#### Brief:
Could every line of the data be printed exactly as it reads?

#### Given records:

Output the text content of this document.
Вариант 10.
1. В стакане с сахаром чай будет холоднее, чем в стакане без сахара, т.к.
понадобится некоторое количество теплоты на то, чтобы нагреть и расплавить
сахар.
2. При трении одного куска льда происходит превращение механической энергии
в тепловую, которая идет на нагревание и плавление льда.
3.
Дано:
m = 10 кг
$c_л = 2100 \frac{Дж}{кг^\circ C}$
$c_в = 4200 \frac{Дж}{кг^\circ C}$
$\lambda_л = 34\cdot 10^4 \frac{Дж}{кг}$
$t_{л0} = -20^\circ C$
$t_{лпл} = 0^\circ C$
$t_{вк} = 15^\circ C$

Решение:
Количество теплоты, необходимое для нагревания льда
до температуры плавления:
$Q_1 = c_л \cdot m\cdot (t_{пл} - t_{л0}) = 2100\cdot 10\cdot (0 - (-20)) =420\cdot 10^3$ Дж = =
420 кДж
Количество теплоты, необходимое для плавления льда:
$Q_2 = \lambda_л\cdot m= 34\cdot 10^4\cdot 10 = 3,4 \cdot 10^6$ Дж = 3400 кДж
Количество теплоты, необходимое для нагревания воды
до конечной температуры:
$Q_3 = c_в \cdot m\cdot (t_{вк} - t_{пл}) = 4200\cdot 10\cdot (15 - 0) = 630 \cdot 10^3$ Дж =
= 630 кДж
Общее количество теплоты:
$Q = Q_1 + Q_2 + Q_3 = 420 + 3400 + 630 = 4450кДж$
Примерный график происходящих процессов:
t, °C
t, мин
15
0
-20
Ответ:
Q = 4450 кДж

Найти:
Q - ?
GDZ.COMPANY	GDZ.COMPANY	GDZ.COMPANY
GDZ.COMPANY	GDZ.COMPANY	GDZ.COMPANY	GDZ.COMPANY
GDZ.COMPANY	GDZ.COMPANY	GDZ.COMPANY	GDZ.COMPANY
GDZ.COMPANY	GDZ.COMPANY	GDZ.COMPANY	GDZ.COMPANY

#### Output of the exercise:
Output the text content of this document.
Вариант 10.
1. В стакане с сахаром чай будет холоднее, чем в стакане без сахара, т.к.
понадобится некоторое количество теплоты на то, чтобы нагреть и расплавить
сахар.
2. При трении одного куска льда происходит превращение механической энергии
в тепловую, которая идет на нагревание и плавление льда.
3.
Дано:
m = 10 кг
$c_л = 2100 \frac{Дж}{кг^\circ C}$
$c_в = 4200 \frac{Дж}{кг^\circ C}$
$\lambda_л = 34\cdot 10^4 \frac{Дж}{кг}$
$t_{л0} = -20^\circ C$
$t_{лпл} = 0^\circ C$
$t_{вк} = 15^\circ C$

Решение:
Количество теплоты, необходимое для нагревания льда
до температуры плавления:
$Q_1 = c_л \cdot m\cdot (t_{пл} - t_{л0}) = 2100\cdot 10\cdot (0 - (-20)) =420\cdot 10^3$ Дж = =
420 кДж
Количество теплоты, необходимое для плавления льда:
$Q_2 = \lambda_л\cdot m= 34\cdot 10^4\cdot 10 = 3,4 \cdot 10^6$ Дж = 3400 кДж
Количество теплоты, необходимое для нагревания воды
до конечной температуры:
$Q_3 = c_в \cdot m\cdot (t_{вк} - t_{пл}) = 4200\cdot 10\cdot (15 - 0) = 630 \cdot 10^3$ Дж =
= 630 кДж
Общее количество теплоты:
$Q = Q_1 + Q_2 + Q_3 = 420 + 3400 + 630 = 4450кДж$
Примерный график происходящих процессов:
t, °C
t, мин
15
0
-20
Ответ:
Q = 4450 кДж

Найти:
Q - ?
GDZ.COMPANY	GDZ.COMPANY	GDZ.COMPANY
GDZ.COMPANY	GDZ.COMPANY	GDZ.COMPANY	GDZ.COMPANY
GDZ.COMPANY	GDZ.COMPANY	GDZ.COMPANY	GDZ.COMPANY
GDZ.COMPANY	GDZ.COMPANY	GDZ.COMPANY	GDZ.COMPANY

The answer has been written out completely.